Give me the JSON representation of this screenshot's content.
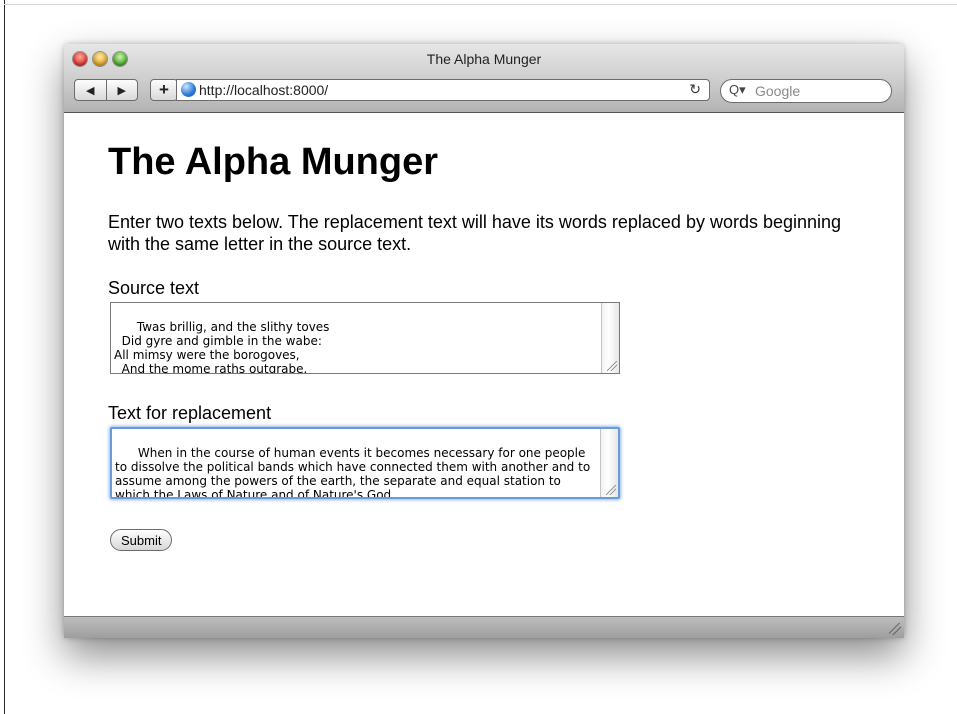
{
  "window": {
    "title": "The Alpha Munger"
  },
  "toolbar": {
    "back_glyph": "◀",
    "forward_glyph": "▶",
    "add_glyph": "+",
    "url": "http://localhost:8000/",
    "reload_glyph": "↻",
    "search_icon": "Q▾",
    "search_placeholder": "Google"
  },
  "page": {
    "heading": "The Alpha Munger",
    "intro": "Enter two texts below. The replacement text will have its words replaced by words beginning with the same letter in the source text.",
    "source_label": "Source text",
    "source_value": "Twas brillig, and the slithy toves\n  Did gyre and gimble in the wabe:\nAll mimsy were the borogoves,\n  And the mome raths outgrabe.",
    "replacement_label": "Text for replacement",
    "replacement_value": "When in the course of human events it becomes necessary for one people to dissolve the political bands which have connected them with another and to assume among the powers of the earth, the separate and equal station to which the Laws of Nature and of Nature's God",
    "submit_label": "Submit"
  },
  "colors": {
    "focus_ring": "#6b9ad8",
    "close": "#e0322b",
    "minimize": "#e0a326",
    "zoom": "#4aa82b"
  }
}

=-=-=

> Set problem
Copy out the whole listing exactly, and don't carry over any pictures.

> Full answer
Give me the JSON representation of this screenshot's content.
{
  "window": {
    "title": "The Alpha Munger"
  },
  "toolbar": {
    "back_glyph": "◀",
    "forward_glyph": "▶",
    "add_glyph": "+",
    "url": "http://localhost:8000/",
    "reload_glyph": "↻",
    "search_icon": "Q▾",
    "search_placeholder": "Google"
  },
  "page": {
    "heading": "The Alpha Munger",
    "intro": "Enter two texts below. The replacement text will have its words replaced by words beginning with the same letter in the source text.",
    "source_label": "Source text",
    "source_value": "Twas brillig, and the slithy toves\n  Did gyre and gimble in the wabe:\nAll mimsy were the borogoves,\n  And the mome raths outgrabe.",
    "replacement_label": "Text for replacement",
    "replacement_value": "When in the course of human events it becomes necessary for one people to dissolve the political bands which have connected them with another and to assume among the powers of the earth, the separate and equal station to which the Laws of Nature and of Nature's God",
    "submit_label": "Submit"
  },
  "colors": {
    "focus_ring": "#6b9ad8",
    "close": "#e0322b",
    "minimize": "#e0a326",
    "zoom": "#4aa82b"
  }
}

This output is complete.